> _What the exercise asks_:
Filter the data below for the string "description" and copy each matching line.

%%

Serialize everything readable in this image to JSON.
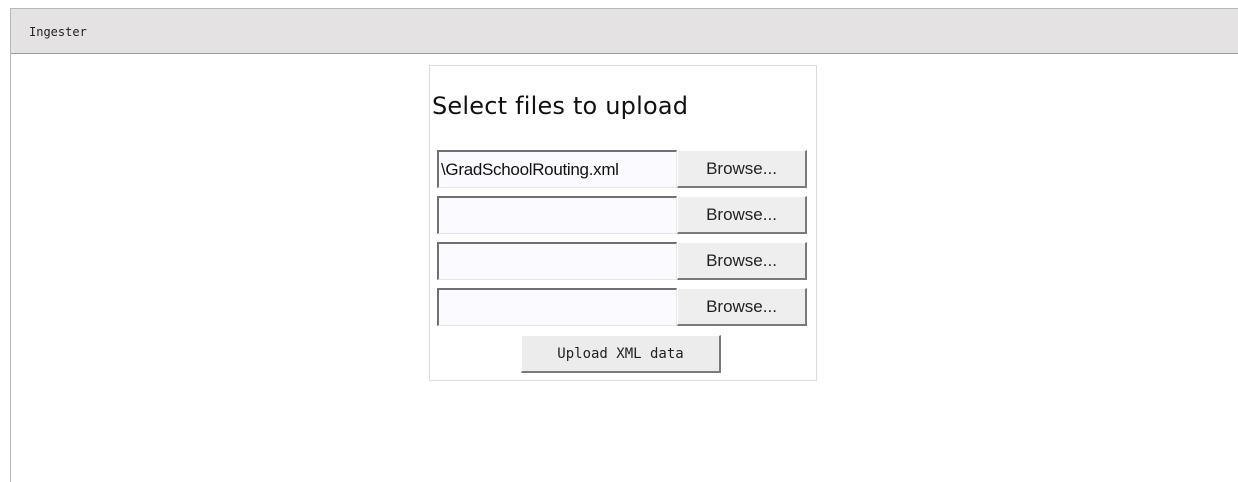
{
  "titlebar": {
    "title": "Ingester"
  },
  "panel": {
    "heading": "Select files to upload",
    "file_rows": [
      {
        "value": "\\GradSchoolRouting.xml",
        "browse_label": "Browse..."
      },
      {
        "value": "",
        "browse_label": "Browse..."
      },
      {
        "value": "",
        "browse_label": "Browse..."
      },
      {
        "value": "",
        "browse_label": "Browse..."
      }
    ],
    "upload_label": "Upload XML data"
  },
  "colors": {
    "titlebar_bg": "#e4e2e2",
    "button_bg": "#eeeeee",
    "input_bg": "#fbfaff"
  }
}
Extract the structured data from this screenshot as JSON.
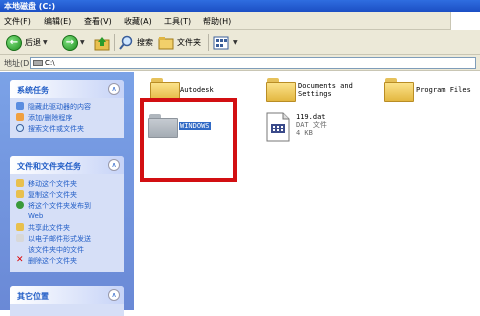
{
  "window": {
    "title": "本地磁盘 (C:)"
  },
  "menu": [
    "文件(F)",
    "编辑(E)",
    "查看(V)",
    "收藏(A)",
    "工具(T)",
    "帮助(H)"
  ],
  "toolbar": {
    "back": "后退",
    "search": "搜索",
    "folders": "文件夹"
  },
  "address": {
    "label": "地址(D)",
    "value": "C:\\"
  },
  "panels": [
    {
      "title": "系统任务",
      "tasks": [
        "隐藏此驱动器的内容",
        "添加/删除程序",
        "搜索文件或文件夹"
      ]
    },
    {
      "title": "文件和文件夹任务",
      "tasks": [
        "移动这个文件夹",
        "复制这个文件夹",
        "将这个文件夹发布到",
        "Web",
        "共享此文件夹",
        "以电子邮件形式发送",
        "该文件夹中的文件",
        "删除这个文件夹"
      ]
    },
    {
      "title": "其它位置",
      "tasks": []
    }
  ],
  "items": [
    {
      "name": "Autodesk",
      "type": "folder"
    },
    {
      "name": "Documents and\nSettings",
      "type": "folder"
    },
    {
      "name": "Program Files",
      "type": "folder"
    },
    {
      "name": "WINDOWS",
      "type": "folder",
      "selected": true
    },
    {
      "name": "119.dat",
      "type": "file",
      "desc": "DAT 文件",
      "size": "4 KB"
    }
  ],
  "colors": {
    "highlight_box": "#d20f12",
    "sidebar": "#7ba2e7",
    "selection": "#316ac5"
  }
}
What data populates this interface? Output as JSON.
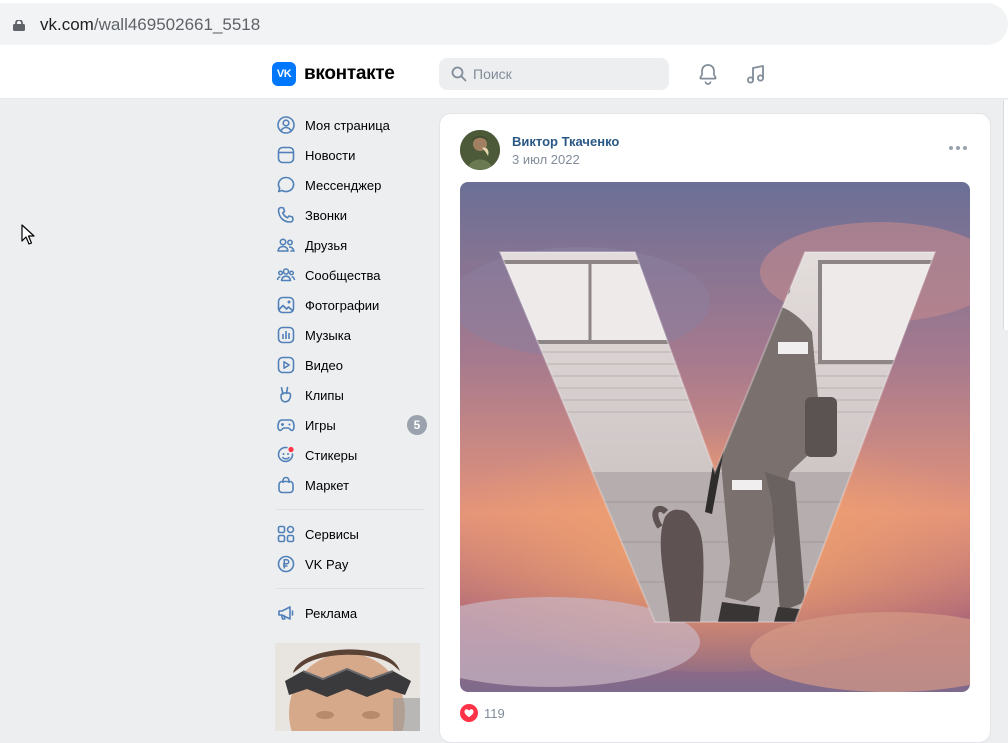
{
  "browser": {
    "url_domain": "vk.com",
    "url_path": "/wall469502661_5518"
  },
  "header": {
    "logo_mark": "VK",
    "logo_text": "вконтакте",
    "search_placeholder": "Поиск"
  },
  "sidebar": {
    "items": [
      {
        "label": "Моя страница",
        "icon": "user-circle-icon"
      },
      {
        "label": "Новости",
        "icon": "news-icon"
      },
      {
        "label": "Мессенджер",
        "icon": "message-icon"
      },
      {
        "label": "Звонки",
        "icon": "phone-icon"
      },
      {
        "label": "Друзья",
        "icon": "friends-icon"
      },
      {
        "label": "Сообщества",
        "icon": "communities-icon"
      },
      {
        "label": "Фотографии",
        "icon": "photo-icon"
      },
      {
        "label": "Музыка",
        "icon": "music-icon"
      },
      {
        "label": "Видео",
        "icon": "video-icon"
      },
      {
        "label": "Клипы",
        "icon": "clips-icon"
      },
      {
        "label": "Игры",
        "icon": "gamepad-icon",
        "badge": "5"
      },
      {
        "label": "Стикеры",
        "icon": "sticker-icon"
      },
      {
        "label": "Маркет",
        "icon": "market-bag-icon"
      }
    ],
    "services": [
      {
        "label": "Сервисы",
        "icon": "services-grid-icon"
      },
      {
        "label": "VK Pay",
        "icon": "vkpay-icon"
      }
    ],
    "ads": [
      {
        "label": "Реклама",
        "icon": "megaphone-icon"
      }
    ]
  },
  "post": {
    "author": "Виктор Ткаченко",
    "date": "3 июл 2022",
    "likes": "119"
  },
  "colors": {
    "accent": "#0077ff",
    "link": "#2a5885",
    "icon": "#5181b8",
    "like": "#ff3347"
  }
}
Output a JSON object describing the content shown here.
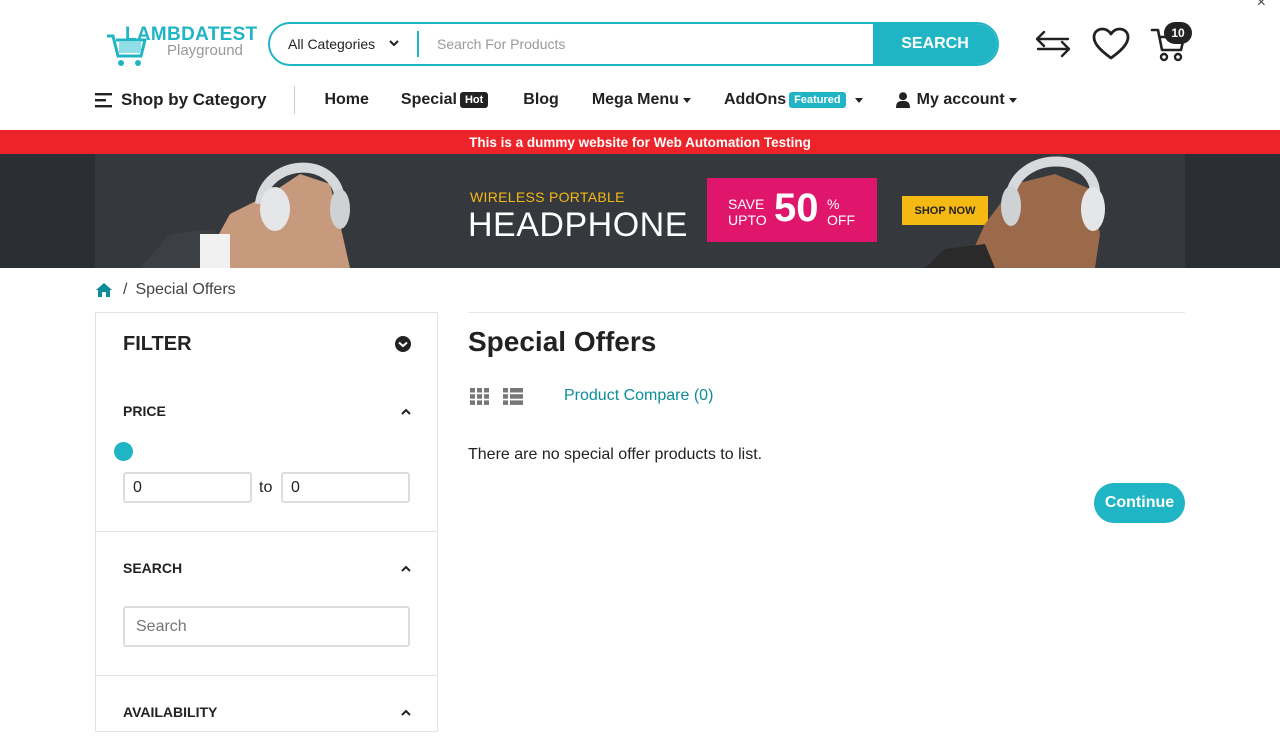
{
  "header": {
    "logo_main": "LAMBDATEST",
    "logo_sub": "Playground",
    "category_select": "All Categories",
    "search_placeholder": "Search For Products",
    "search_button": "SEARCH",
    "cart_count": "10",
    "icons": [
      "compare-arrows-icon",
      "heart-icon",
      "cart-icon"
    ],
    "close_glyph": "×"
  },
  "nav": {
    "shop_by_category": "Shop by Category",
    "home": "Home",
    "special": "Special",
    "special_tag": "Hot",
    "blog": "Blog",
    "mega_menu": "Mega Menu",
    "addons": "AddOns",
    "addons_tag": "Featured",
    "my_account": "My account"
  },
  "notice": "This is a dummy website for Web Automation Testing",
  "promo": {
    "subtitle": "WIRELESS PORTABLE",
    "title": "HEADPHONE",
    "save_line1": "SAVE",
    "save_line2": "UPTO",
    "discount": "50",
    "percent": "%",
    "off": "OFF",
    "cta": "SHOP NOW"
  },
  "breadcrumb": {
    "separator": "/",
    "current": "Special Offers"
  },
  "filter": {
    "title": "FILTER",
    "price_label": "PRICE",
    "price_min": "0",
    "price_to": "to",
    "price_max": "0",
    "search_label": "SEARCH",
    "search_placeholder": "Search",
    "availability_label": "AVAILABILITY"
  },
  "main": {
    "title": "Special Offers",
    "compare_link": "Product Compare (0)",
    "empty_message": "There are no special offer products to list.",
    "continue_button": "Continue"
  },
  "colors": {
    "accent": "#20b5c4",
    "notice_bg": "#ec2429",
    "hot_tag": "#222222",
    "featured_tag": "#20b5c4",
    "promo_bg": "#35383d",
    "promo_yellow": "#f5b914",
    "promo_pink": "#e0156c"
  }
}
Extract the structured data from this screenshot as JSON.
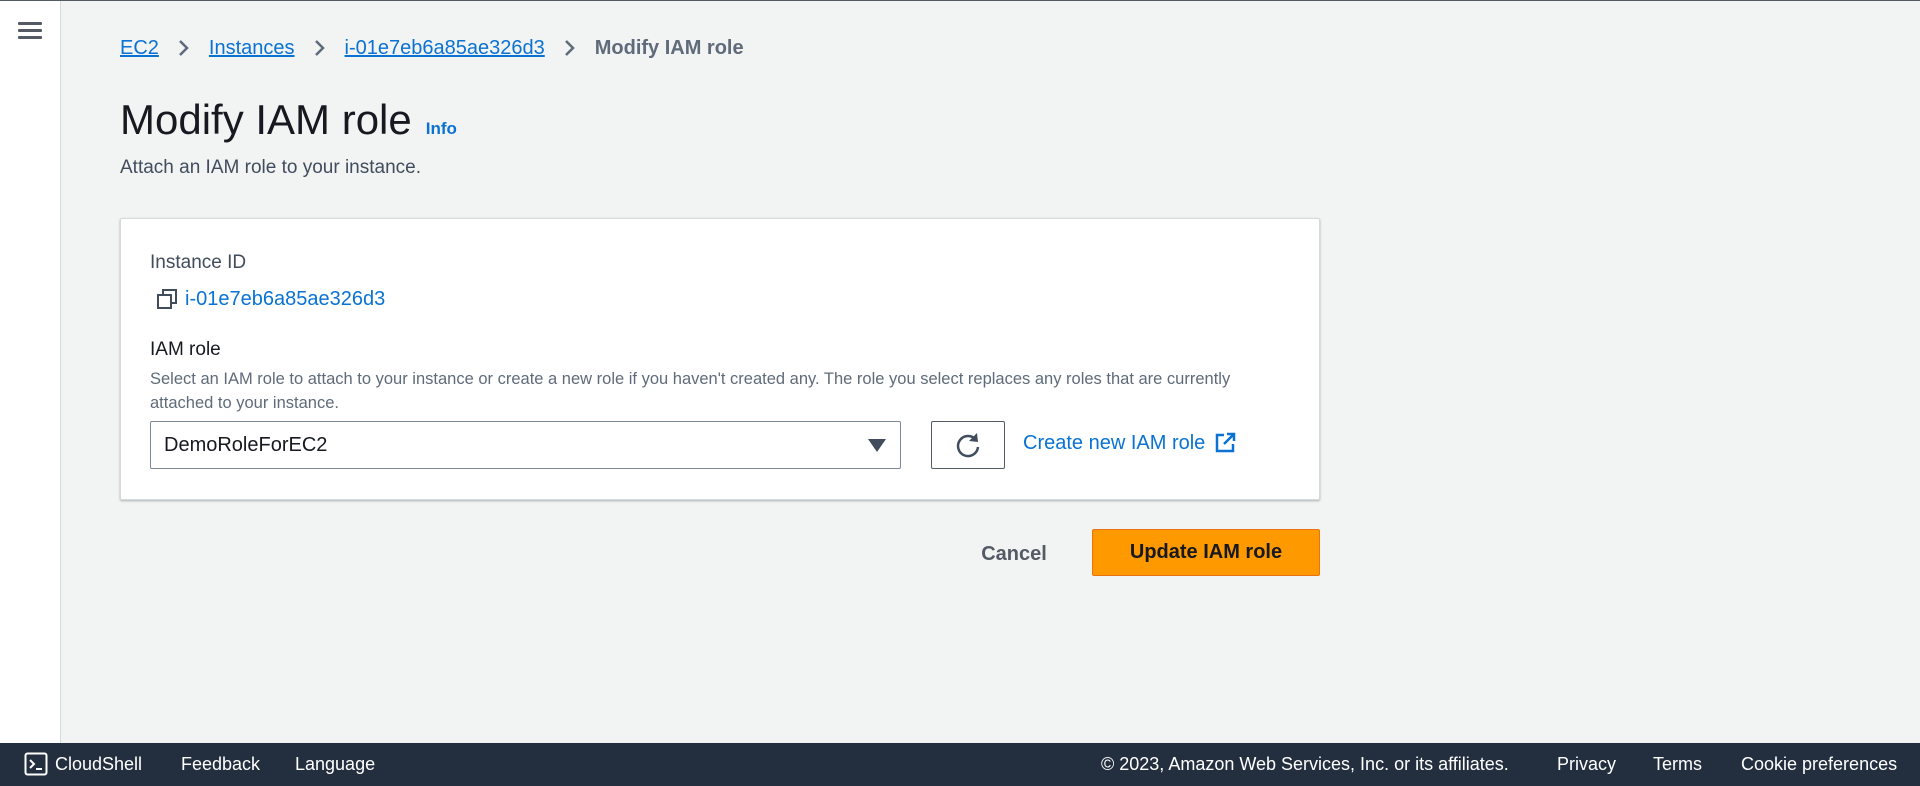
{
  "breadcrumb": {
    "items": [
      "EC2",
      "Instances",
      "i-01e7eb6a85ae326d3"
    ],
    "current": "Modify IAM role"
  },
  "page": {
    "title": "Modify IAM role",
    "info": "Info",
    "description": "Attach an IAM role to your instance."
  },
  "instance": {
    "label": "Instance ID",
    "value": "i-01e7eb6a85ae326d3"
  },
  "iam_role": {
    "label": "IAM role",
    "description": "Select an IAM role to attach to your instance or create a new role if you haven't created any. The role you select replaces any roles that are currently attached to your instance.",
    "selected": "DemoRoleForEC2",
    "create_link": "Create new IAM role"
  },
  "actions": {
    "cancel": "Cancel",
    "submit": "Update IAM role"
  },
  "footer": {
    "cloudshell": "CloudShell",
    "feedback": "Feedback",
    "language": "Language",
    "copyright": "© 2023, Amazon Web Services, Inc. or its affiliates.",
    "privacy": "Privacy",
    "terms": "Terms",
    "cookies": "Cookie preferences"
  },
  "colors": {
    "link": "#0972d3",
    "primary_button": "#ff9900",
    "footer_bg": "#232f3e",
    "page_bg": "#f2f3f3"
  },
  "icons": [
    "menu-icon",
    "chevron-right-icon",
    "copy-icon",
    "caret-down-icon",
    "refresh-icon",
    "external-link-icon",
    "cloudshell-icon"
  ]
}
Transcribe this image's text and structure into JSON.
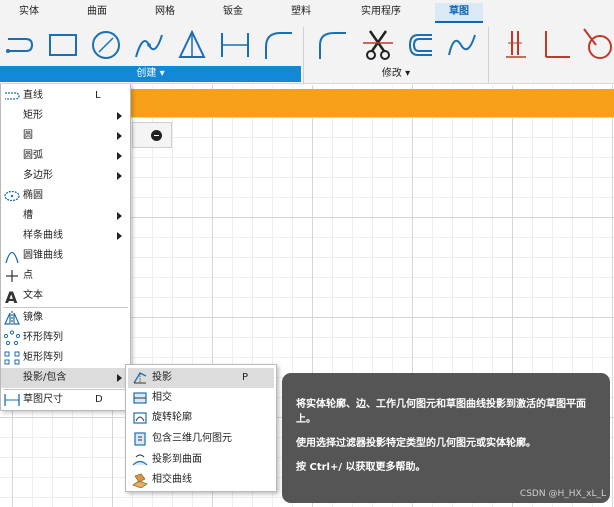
{
  "tabs": [
    "实体",
    "曲面",
    "网格",
    "钣金",
    "塑料",
    "实用程序",
    "草图"
  ],
  "active_tab": "草图",
  "groups": {
    "create_label": "创建 ▾",
    "modify_label": "修改 ▾"
  },
  "create_menu": {
    "items": [
      {
        "label": "直线",
        "shortcut": "L",
        "icon": "line-icon",
        "submenu": false
      },
      {
        "label": "矩形",
        "shortcut": "",
        "icon": "",
        "submenu": true
      },
      {
        "label": "圆",
        "shortcut": "",
        "icon": "",
        "submenu": true
      },
      {
        "label": "圆弧",
        "shortcut": "",
        "icon": "",
        "submenu": true
      },
      {
        "label": "多边形",
        "shortcut": "",
        "icon": "",
        "submenu": true
      },
      {
        "label": "椭圆",
        "shortcut": "",
        "icon": "ellipse-icon",
        "submenu": false
      },
      {
        "label": "槽",
        "shortcut": "",
        "icon": "",
        "submenu": true
      },
      {
        "label": "样条曲线",
        "shortcut": "",
        "icon": "",
        "submenu": true
      },
      {
        "label": "圆锥曲线",
        "shortcut": "",
        "icon": "conic-icon",
        "submenu": false
      },
      {
        "label": "点",
        "shortcut": "",
        "icon": "point-icon",
        "submenu": false
      },
      {
        "label": "文本",
        "shortcut": "",
        "icon": "text-icon",
        "submenu": false
      },
      {
        "label": "镜像",
        "shortcut": "",
        "icon": "mirror-icon",
        "submenu": false
      },
      {
        "label": "环形阵列",
        "shortcut": "",
        "icon": "circular-pattern-icon",
        "submenu": false
      },
      {
        "label": "矩形阵列",
        "shortcut": "",
        "icon": "rectangular-pattern-icon",
        "submenu": false
      },
      {
        "label": "投影/包含",
        "shortcut": "",
        "icon": "",
        "submenu": true
      },
      {
        "label": "草图尺寸",
        "shortcut": "D",
        "icon": "dimension-icon",
        "submenu": false
      }
    ]
  },
  "submenu": {
    "items": [
      {
        "label": "投影",
        "shortcut": "P",
        "icon": "project-icon"
      },
      {
        "label": "相交",
        "shortcut": "",
        "icon": "intersect-icon"
      },
      {
        "label": "旋转轮廓",
        "shortcut": "",
        "icon": "revolve-profile-icon"
      },
      {
        "label": "包含三维几何图元",
        "shortcut": "",
        "icon": "include-3d-icon"
      },
      {
        "label": "投影到曲面",
        "shortcut": "",
        "icon": "project-to-surface-icon"
      },
      {
        "label": "相交曲线",
        "shortcut": "",
        "icon": "intersection-curve-icon"
      }
    ]
  },
  "tooltip": {
    "line1": "将实体轮廓、边、工作几何图元和草图曲线投影到激活的草图平面上。",
    "line2": "使用选择过滤器投影特定类型的几何图元或实体轮廓。",
    "line3": "按 Ctrl+/ 以获取更多帮助。"
  },
  "watermark": "CSDN @H_HX_xL_L",
  "colors": {
    "accent_blue": "#1388d6",
    "orange_bar": "#f8a01a",
    "tooltip_bg": "#555555",
    "tool_icon_blue": "#1a6fb5",
    "tool_icon_red": "#c0392b"
  }
}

%%

> _The answer_:
    "description": "Attach an IAM role to your instance."
    "description": "Select an IAM role to attach to your instance or create a new role if you haven't created any. The role you select replaces any roles that are currently attached to your instance.",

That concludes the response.